> [Stated task]
Will you quote all of the entries, word for word?

> [Supplied data]
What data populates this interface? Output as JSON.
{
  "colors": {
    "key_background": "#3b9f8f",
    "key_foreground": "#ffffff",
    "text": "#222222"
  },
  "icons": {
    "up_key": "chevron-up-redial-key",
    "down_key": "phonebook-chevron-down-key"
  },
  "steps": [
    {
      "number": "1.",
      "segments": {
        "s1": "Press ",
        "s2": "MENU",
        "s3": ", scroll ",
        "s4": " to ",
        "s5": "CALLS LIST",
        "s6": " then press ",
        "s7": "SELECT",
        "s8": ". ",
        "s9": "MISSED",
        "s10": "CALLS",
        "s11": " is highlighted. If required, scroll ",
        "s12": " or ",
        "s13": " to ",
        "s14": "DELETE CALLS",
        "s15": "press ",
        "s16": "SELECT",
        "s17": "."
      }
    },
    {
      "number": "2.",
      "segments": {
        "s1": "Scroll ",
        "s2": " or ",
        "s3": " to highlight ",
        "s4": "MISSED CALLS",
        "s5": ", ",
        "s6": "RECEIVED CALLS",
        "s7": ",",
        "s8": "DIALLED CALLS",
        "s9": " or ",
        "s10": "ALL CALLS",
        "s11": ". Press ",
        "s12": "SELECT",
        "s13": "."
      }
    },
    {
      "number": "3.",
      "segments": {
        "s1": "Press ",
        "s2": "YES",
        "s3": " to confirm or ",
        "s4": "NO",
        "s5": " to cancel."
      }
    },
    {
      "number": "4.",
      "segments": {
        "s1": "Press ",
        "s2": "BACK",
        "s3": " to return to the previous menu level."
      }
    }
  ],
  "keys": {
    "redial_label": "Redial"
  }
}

> [Correct result]
What data populates this interface? Output as JSON.
{
  "colors": {
    "key_background": "#3b9f8f",
    "key_foreground": "#ffffff",
    "text": "#222222"
  },
  "icons": {
    "up_key": "chevron-up-redial-key",
    "down_key": "phonebook-chevron-down-key"
  },
  "steps": [
    {
      "number": "1.",
      "segments": {
        "s1": "Press ",
        "s2": "MENU",
        "s3": ", scroll ",
        "s4": " to ",
        "s5": "CALLS LIST",
        "s6": " then press ",
        "s7": "SELECT",
        "s8": ". ",
        "s9": "MISSED",
        "s10": "CALLS",
        "s11": " is highlighted. If required, scroll ",
        "s12": " or ",
        "s13": " to ",
        "s14": "DELETE CALLS",
        "s15": "press ",
        "s16": "SELECT",
        "s17": "."
      }
    },
    {
      "number": "2.",
      "segments": {
        "s1": "Scroll ",
        "s2": " or ",
        "s3": " to highlight ",
        "s4": "MISSED CALLS",
        "s5": ", ",
        "s6": "RECEIVED CALLS",
        "s7": ",",
        "s8": "DIALLED CALLS",
        "s9": " or ",
        "s10": "ALL CALLS",
        "s11": ". Press ",
        "s12": "SELECT",
        "s13": "."
      }
    },
    {
      "number": "3.",
      "segments": {
        "s1": "Press ",
        "s2": "YES",
        "s3": " to confirm or ",
        "s4": "NO",
        "s5": " to cancel."
      }
    },
    {
      "number": "4.",
      "segments": {
        "s1": "Press ",
        "s2": "BACK",
        "s3": " to return to the previous menu level."
      }
    }
  ],
  "keys": {
    "redial_label": "Redial"
  }
}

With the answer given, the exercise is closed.